(TASK STATEMENT): What is the number of lines containing the word "linestyle"? Give that number alone.

(RAW DATA):
****************************************

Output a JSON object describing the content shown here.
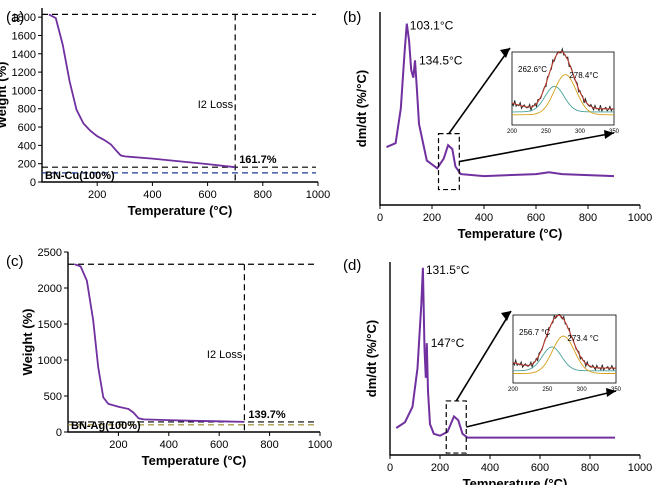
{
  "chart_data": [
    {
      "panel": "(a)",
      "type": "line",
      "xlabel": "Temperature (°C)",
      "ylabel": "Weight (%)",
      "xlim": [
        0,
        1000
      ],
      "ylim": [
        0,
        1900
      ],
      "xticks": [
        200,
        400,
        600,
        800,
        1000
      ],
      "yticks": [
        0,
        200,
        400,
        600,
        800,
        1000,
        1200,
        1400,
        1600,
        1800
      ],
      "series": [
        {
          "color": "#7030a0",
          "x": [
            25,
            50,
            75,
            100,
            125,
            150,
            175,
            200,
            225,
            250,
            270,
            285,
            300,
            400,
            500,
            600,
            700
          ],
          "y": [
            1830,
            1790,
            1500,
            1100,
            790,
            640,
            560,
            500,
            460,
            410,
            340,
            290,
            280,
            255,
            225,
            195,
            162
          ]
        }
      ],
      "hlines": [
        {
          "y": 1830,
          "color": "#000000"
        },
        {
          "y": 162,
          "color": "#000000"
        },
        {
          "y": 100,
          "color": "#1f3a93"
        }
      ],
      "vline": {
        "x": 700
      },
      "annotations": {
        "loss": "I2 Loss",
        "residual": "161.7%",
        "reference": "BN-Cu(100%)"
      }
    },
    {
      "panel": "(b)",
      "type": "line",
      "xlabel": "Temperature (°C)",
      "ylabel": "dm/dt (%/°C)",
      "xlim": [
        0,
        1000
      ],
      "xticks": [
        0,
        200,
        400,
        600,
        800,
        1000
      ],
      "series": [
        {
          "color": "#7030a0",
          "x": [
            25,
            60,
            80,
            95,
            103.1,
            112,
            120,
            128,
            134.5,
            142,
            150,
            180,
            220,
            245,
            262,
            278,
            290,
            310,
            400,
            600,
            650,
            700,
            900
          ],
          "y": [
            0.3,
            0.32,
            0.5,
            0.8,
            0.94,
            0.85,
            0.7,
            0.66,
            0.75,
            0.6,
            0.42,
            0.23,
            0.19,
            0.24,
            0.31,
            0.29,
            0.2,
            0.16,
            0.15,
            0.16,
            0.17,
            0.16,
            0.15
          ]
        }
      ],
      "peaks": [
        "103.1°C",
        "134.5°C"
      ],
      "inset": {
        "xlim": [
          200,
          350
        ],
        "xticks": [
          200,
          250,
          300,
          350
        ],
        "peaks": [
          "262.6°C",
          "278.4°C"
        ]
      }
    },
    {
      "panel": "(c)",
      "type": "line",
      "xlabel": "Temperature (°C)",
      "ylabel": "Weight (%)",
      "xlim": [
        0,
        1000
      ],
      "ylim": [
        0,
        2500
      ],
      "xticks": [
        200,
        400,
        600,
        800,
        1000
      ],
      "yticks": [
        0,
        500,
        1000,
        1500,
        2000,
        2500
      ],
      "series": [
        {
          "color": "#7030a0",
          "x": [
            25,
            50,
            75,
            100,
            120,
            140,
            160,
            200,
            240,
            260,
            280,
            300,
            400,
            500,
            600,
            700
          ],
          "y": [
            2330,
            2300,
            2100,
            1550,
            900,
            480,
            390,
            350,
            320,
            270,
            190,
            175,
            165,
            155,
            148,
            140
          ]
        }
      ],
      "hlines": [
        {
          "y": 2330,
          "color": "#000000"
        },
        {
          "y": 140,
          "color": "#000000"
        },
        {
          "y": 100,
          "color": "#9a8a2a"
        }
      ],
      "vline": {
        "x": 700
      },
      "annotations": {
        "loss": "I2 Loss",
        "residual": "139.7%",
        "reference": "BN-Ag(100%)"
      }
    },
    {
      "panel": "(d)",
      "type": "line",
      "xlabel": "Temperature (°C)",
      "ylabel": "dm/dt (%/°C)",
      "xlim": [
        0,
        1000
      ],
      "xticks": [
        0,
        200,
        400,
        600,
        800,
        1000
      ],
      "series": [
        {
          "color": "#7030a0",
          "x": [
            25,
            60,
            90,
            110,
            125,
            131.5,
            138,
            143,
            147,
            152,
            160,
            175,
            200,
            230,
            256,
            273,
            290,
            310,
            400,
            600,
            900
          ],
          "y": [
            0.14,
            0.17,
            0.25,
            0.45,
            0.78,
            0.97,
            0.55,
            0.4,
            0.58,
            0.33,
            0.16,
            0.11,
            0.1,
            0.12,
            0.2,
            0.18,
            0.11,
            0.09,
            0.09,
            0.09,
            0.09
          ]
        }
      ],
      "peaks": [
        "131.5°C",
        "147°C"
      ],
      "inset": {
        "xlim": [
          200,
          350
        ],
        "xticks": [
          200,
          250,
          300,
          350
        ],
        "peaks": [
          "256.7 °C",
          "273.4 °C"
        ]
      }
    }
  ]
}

****************************************

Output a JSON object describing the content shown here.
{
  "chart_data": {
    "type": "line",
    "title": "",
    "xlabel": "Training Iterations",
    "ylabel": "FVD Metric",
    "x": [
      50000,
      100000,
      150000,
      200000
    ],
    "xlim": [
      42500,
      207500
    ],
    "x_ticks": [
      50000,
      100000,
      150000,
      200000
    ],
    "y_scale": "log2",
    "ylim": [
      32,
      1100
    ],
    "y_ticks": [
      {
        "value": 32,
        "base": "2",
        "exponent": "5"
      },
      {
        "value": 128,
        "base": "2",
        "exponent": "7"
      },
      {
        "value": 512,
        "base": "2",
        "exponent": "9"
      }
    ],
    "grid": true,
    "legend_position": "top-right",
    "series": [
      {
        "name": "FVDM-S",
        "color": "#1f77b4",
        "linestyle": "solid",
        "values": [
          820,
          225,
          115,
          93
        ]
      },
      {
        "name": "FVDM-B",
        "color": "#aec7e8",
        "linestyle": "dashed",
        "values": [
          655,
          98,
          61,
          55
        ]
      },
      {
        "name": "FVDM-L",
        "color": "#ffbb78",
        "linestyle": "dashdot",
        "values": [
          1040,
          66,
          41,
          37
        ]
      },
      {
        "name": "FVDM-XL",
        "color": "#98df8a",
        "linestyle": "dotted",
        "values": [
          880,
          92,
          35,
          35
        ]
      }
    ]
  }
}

****************************************

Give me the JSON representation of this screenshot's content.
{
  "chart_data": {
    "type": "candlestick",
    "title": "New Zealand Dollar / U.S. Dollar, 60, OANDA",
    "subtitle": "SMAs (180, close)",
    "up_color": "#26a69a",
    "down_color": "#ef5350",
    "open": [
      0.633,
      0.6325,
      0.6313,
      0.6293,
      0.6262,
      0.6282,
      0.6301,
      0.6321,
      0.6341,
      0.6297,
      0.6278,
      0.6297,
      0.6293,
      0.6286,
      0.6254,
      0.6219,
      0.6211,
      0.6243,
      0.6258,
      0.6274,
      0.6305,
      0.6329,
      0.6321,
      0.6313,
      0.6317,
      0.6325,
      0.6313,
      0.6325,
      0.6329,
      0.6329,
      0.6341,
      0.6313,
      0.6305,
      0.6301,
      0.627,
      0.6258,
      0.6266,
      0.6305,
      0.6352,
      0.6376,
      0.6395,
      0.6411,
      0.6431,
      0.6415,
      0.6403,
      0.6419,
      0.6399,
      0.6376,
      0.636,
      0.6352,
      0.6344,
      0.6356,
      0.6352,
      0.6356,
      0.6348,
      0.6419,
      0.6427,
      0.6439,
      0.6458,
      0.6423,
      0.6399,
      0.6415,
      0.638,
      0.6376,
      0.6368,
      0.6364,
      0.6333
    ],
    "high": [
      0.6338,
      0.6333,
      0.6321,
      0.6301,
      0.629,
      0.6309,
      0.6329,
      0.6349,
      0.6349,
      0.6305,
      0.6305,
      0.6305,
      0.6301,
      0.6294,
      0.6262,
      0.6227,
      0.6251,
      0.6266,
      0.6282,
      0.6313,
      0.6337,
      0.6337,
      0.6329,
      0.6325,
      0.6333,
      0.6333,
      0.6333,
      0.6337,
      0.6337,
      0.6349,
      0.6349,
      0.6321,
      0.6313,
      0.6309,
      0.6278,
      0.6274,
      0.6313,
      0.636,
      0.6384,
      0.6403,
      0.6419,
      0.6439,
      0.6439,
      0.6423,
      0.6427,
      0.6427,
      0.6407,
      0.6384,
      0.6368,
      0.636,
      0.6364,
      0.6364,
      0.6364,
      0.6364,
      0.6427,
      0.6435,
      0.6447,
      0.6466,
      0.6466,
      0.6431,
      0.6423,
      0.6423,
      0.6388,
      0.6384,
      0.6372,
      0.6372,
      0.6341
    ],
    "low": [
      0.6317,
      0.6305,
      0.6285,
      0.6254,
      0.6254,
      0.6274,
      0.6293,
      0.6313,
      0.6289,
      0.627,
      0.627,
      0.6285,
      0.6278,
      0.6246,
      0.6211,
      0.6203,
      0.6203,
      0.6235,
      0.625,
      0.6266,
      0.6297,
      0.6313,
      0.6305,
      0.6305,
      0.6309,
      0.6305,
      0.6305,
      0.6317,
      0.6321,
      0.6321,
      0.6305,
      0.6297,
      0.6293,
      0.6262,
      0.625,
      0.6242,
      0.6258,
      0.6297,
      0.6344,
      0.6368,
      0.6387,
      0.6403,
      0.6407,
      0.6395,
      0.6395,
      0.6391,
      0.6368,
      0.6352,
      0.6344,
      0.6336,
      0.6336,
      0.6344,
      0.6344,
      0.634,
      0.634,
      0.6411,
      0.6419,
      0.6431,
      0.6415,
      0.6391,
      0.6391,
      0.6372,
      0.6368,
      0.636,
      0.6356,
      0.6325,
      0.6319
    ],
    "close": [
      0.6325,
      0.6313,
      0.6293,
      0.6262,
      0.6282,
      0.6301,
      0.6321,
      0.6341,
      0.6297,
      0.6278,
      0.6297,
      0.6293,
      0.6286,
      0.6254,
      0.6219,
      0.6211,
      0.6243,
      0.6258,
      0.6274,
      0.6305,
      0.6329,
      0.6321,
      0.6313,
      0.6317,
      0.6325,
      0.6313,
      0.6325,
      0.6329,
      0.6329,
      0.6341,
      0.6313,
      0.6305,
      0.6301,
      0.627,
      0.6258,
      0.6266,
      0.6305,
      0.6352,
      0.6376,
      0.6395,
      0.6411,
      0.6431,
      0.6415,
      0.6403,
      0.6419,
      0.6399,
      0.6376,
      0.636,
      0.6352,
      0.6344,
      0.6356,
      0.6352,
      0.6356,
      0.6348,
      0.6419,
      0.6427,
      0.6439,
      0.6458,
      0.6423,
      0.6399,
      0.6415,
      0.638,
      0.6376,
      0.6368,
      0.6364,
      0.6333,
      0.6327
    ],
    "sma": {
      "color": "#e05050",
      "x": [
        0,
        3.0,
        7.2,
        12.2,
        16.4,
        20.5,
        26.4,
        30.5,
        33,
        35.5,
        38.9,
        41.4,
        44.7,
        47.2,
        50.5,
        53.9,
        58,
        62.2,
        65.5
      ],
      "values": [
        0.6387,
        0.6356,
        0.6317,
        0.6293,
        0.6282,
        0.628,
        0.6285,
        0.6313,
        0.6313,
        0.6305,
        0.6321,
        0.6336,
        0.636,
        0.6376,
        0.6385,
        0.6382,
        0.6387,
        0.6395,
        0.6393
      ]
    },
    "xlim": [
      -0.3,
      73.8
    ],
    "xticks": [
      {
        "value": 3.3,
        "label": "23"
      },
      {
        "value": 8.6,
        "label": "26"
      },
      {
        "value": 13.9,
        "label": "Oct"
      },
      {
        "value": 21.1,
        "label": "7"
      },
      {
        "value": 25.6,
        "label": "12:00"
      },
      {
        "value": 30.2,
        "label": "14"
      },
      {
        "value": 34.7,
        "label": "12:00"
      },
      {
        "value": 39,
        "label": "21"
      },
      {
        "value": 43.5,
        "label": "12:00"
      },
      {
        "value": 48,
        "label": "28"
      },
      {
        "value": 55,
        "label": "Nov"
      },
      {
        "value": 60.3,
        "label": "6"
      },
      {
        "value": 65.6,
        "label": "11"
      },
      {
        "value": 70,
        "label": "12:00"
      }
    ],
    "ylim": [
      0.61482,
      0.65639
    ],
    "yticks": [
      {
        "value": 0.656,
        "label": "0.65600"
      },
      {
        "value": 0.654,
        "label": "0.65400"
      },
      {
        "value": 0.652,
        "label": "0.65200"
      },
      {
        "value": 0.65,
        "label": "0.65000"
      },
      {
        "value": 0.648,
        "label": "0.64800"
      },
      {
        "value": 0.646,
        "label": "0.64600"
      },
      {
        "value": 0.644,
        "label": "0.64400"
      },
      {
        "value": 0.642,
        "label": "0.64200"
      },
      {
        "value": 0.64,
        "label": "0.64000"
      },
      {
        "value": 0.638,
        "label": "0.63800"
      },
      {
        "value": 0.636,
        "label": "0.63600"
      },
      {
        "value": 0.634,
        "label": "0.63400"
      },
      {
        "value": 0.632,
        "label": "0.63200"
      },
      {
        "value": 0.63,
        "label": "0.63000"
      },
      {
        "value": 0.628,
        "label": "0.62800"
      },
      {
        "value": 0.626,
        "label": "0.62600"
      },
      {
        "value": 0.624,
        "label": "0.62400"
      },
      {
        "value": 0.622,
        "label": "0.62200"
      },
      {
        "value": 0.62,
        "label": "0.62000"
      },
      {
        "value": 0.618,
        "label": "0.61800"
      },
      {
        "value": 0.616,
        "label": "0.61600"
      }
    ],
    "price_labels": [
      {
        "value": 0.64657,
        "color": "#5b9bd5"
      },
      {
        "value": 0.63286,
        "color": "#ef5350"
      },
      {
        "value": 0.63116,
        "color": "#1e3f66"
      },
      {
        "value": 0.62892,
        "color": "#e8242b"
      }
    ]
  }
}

****************************************

(EXPECTED ANSWER): 4